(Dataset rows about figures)
####
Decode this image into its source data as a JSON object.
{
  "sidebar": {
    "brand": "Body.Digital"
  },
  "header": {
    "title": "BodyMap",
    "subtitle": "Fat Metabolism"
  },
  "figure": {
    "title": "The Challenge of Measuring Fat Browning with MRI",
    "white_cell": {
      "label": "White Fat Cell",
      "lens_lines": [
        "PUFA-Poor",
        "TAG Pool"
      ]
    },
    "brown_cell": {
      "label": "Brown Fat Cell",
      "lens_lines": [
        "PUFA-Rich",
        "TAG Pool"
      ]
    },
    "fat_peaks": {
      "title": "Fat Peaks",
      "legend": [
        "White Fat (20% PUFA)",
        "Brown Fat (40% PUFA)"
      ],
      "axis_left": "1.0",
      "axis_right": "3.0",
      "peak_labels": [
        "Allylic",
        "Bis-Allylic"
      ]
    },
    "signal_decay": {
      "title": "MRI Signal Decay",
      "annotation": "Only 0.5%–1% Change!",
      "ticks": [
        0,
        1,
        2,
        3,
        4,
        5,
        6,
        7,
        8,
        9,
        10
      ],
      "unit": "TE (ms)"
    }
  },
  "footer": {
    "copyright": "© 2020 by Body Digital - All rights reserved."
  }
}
####
YOUR OBJECTIVE: Reproduce every entry shown above, precisely as it stands.

TASK SOLUTION:
Decode this image into its source data as a JSON object.
{
  "sidebar": {
    "brand": "Body.Digital"
  },
  "header": {
    "title": "BodyMap",
    "subtitle": "Fat Metabolism"
  },
  "figure": {
    "title": "The Challenge of Measuring Fat Browning with MRI",
    "white_cell": {
      "label": "White Fat Cell",
      "lens_lines": [
        "PUFA-Poor",
        "TAG Pool"
      ]
    },
    "brown_cell": {
      "label": "Brown Fat Cell",
      "lens_lines": [
        "PUFA-Rich",
        "TAG Pool"
      ]
    },
    "fat_peaks": {
      "title": "Fat Peaks",
      "legend": [
        "White Fat (20% PUFA)",
        "Brown Fat (40% PUFA)"
      ],
      "axis_left": "1.0",
      "axis_right": "3.0",
      "peak_labels": [
        "Allylic",
        "Bis-Allylic"
      ]
    },
    "signal_decay": {
      "title": "MRI Signal Decay",
      "annotation": "Only 0.5%–1% Change!",
      "ticks": [
        0,
        1,
        2,
        3,
        4,
        5,
        6,
        7,
        8,
        9,
        10
      ],
      "unit": "TE (ms)"
    }
  },
  "footer": {
    "copyright": "© 2020 by Body Digital - All rights reserved."
  }
}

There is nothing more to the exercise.